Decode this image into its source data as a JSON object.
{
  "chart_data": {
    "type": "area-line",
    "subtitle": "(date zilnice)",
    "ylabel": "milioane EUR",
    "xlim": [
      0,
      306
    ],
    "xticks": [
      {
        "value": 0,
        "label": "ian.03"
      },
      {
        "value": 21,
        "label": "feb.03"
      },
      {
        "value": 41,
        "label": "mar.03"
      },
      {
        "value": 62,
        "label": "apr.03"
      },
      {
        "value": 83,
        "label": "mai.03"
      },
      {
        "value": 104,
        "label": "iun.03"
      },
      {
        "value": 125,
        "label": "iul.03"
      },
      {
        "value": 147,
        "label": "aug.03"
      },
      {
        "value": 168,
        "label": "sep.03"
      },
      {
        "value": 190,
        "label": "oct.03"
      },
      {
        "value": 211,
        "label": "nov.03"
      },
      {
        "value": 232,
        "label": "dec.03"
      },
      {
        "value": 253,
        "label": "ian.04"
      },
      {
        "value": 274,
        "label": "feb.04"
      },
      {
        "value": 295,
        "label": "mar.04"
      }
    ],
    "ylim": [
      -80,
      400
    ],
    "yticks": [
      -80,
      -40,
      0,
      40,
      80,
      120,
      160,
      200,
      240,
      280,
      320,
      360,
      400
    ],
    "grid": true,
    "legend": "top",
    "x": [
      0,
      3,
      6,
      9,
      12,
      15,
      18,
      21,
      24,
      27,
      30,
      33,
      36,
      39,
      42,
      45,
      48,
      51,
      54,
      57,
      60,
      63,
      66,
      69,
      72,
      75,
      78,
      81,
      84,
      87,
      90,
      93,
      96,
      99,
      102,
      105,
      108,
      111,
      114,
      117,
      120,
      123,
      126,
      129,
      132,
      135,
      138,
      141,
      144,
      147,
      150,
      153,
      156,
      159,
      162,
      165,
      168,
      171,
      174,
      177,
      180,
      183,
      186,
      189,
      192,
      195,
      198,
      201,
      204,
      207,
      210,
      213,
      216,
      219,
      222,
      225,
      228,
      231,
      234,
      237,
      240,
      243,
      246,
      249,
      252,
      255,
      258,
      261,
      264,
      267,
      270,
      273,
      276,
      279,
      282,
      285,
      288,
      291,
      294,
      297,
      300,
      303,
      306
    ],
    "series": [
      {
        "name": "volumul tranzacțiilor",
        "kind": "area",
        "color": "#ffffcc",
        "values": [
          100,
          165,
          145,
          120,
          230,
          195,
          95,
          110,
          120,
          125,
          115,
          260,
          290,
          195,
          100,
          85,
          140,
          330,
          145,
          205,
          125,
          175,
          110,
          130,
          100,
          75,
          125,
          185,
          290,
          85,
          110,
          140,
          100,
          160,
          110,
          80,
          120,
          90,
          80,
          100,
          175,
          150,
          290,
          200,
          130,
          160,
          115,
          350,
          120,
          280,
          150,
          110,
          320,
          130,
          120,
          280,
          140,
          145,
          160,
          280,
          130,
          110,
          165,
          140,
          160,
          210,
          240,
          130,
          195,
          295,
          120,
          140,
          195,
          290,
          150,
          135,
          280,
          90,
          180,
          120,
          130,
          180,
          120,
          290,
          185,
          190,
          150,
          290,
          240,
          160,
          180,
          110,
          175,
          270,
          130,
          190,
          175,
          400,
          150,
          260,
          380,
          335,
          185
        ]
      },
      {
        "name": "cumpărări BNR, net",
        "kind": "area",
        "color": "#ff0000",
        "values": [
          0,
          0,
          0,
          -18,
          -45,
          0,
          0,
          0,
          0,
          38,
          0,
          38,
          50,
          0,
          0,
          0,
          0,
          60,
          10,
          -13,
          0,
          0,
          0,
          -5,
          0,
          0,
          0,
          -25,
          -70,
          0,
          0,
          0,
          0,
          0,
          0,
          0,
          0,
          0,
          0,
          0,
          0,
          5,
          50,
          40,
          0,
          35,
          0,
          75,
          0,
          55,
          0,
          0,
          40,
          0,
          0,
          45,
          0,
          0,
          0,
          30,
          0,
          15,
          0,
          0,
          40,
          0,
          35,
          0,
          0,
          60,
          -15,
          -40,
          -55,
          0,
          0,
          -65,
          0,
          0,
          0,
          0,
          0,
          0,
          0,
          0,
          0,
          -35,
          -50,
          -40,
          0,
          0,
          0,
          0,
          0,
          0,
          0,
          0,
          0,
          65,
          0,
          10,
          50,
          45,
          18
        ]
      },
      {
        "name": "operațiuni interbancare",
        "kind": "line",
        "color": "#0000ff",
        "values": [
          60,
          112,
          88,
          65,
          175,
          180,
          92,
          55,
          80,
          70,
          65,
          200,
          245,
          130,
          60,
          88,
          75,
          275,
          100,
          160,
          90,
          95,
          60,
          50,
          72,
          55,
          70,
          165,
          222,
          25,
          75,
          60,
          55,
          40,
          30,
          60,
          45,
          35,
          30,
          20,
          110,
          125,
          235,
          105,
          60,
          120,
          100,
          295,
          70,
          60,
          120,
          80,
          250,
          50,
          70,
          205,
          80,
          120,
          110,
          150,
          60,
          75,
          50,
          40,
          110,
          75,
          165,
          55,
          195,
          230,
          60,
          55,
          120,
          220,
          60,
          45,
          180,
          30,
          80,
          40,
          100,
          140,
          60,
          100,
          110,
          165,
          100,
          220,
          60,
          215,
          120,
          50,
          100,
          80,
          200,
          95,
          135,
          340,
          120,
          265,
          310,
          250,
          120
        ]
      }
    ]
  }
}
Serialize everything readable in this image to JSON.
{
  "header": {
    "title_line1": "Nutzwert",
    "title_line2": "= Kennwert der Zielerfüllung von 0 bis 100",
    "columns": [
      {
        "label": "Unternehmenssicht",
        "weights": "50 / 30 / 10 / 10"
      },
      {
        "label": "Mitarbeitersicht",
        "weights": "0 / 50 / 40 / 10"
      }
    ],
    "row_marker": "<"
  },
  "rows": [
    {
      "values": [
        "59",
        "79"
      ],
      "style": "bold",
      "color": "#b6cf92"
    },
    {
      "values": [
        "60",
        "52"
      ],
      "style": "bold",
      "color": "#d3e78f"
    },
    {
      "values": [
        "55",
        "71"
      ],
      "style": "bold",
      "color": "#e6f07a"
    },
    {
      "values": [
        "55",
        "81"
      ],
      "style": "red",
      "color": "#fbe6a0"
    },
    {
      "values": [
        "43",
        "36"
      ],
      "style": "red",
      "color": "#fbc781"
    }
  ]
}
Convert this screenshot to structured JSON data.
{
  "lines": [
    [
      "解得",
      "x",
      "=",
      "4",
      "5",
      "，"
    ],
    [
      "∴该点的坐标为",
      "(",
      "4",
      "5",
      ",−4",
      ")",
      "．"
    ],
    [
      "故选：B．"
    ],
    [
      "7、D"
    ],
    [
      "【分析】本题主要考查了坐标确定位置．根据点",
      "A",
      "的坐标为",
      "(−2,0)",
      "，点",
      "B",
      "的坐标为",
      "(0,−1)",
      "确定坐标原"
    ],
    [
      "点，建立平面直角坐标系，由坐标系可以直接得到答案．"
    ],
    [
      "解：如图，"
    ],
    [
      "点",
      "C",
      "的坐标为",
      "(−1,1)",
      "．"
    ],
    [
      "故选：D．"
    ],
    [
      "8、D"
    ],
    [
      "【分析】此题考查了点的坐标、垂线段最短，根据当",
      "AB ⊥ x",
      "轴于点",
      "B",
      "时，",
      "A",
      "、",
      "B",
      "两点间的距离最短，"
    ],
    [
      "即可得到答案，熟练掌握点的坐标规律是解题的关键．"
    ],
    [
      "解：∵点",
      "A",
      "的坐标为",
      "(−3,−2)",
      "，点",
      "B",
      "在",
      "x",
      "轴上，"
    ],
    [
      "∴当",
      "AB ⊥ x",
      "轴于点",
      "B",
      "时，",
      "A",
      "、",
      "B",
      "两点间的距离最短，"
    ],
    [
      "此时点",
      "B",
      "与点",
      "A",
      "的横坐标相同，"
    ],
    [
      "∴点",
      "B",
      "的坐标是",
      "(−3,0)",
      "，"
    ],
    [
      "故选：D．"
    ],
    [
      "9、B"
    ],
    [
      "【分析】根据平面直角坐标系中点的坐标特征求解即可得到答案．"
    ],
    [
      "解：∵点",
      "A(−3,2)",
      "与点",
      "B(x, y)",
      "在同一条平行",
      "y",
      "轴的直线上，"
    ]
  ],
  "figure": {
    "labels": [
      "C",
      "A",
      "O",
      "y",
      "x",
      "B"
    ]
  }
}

┄┄┄┄┄┄

» **Task brief**: Repeat exactly, and only, the lines of the records above, starting with the line that contains "Convert this screenshot" and ending with the final line, both included.

» **Worked solution**:
Convert this screenshot to structured JSON data.
{
  "lines": [
    [
      "解得",
      "x",
      "=",
      "4",
      "5",
      "，"
    ],
    [
      "∴该点的坐标为",
      "(",
      "4",
      "5",
      ",−4",
      ")",
      "．"
    ],
    [
      "故选：B．"
    ],
    [
      "7、D"
    ],
    [
      "【分析】本题主要考查了坐标确定位置．根据点",
      "A",
      "的坐标为",
      "(−2,0)",
      "，点",
      "B",
      "的坐标为",
      "(0,−1)",
      "确定坐标原"
    ],
    [
      "点，建立平面直角坐标系，由坐标系可以直接得到答案．"
    ],
    [
      "解：如图，"
    ],
    [
      "点",
      "C",
      "的坐标为",
      "(−1,1)",
      "．"
    ],
    [
      "故选：D．"
    ],
    [
      "8、D"
    ],
    [
      "【分析】此题考查了点的坐标、垂线段最短，根据当",
      "AB ⊥ x",
      "轴于点",
      "B",
      "时，",
      "A",
      "、",
      "B",
      "两点间的距离最短，"
    ],
    [
      "即可得到答案，熟练掌握点的坐标规律是解题的关键．"
    ],
    [
      "解：∵点",
      "A",
      "的坐标为",
      "(−3,−2)",
      "，点",
      "B",
      "在",
      "x",
      "轴上，"
    ],
    [
      "∴当",
      "AB ⊥ x",
      "轴于点",
      "B",
      "时，",
      "A",
      "、",
      "B",
      "两点间的距离最短，"
    ],
    [
      "此时点",
      "B",
      "与点",
      "A",
      "的横坐标相同，"
    ],
    [
      "∴点",
      "B",
      "的坐标是",
      "(−3,0)",
      "，"
    ],
    [
      "故选：D．"
    ],
    [
      "9、B"
    ],
    [
      "【分析】根据平面直角坐标系中点的坐标特征求解即可得到答案．"
    ],
    [
      "解：∵点",
      "A(−3,2)",
      "与点",
      "B(x, y)",
      "在同一条平行",
      "y",
      "轴的直线上，"
    ]
  ],
  "figure": {
    "labels": [
      "C",
      "A",
      "O",
      "y",
      "x",
      "B"
    ]
  }
}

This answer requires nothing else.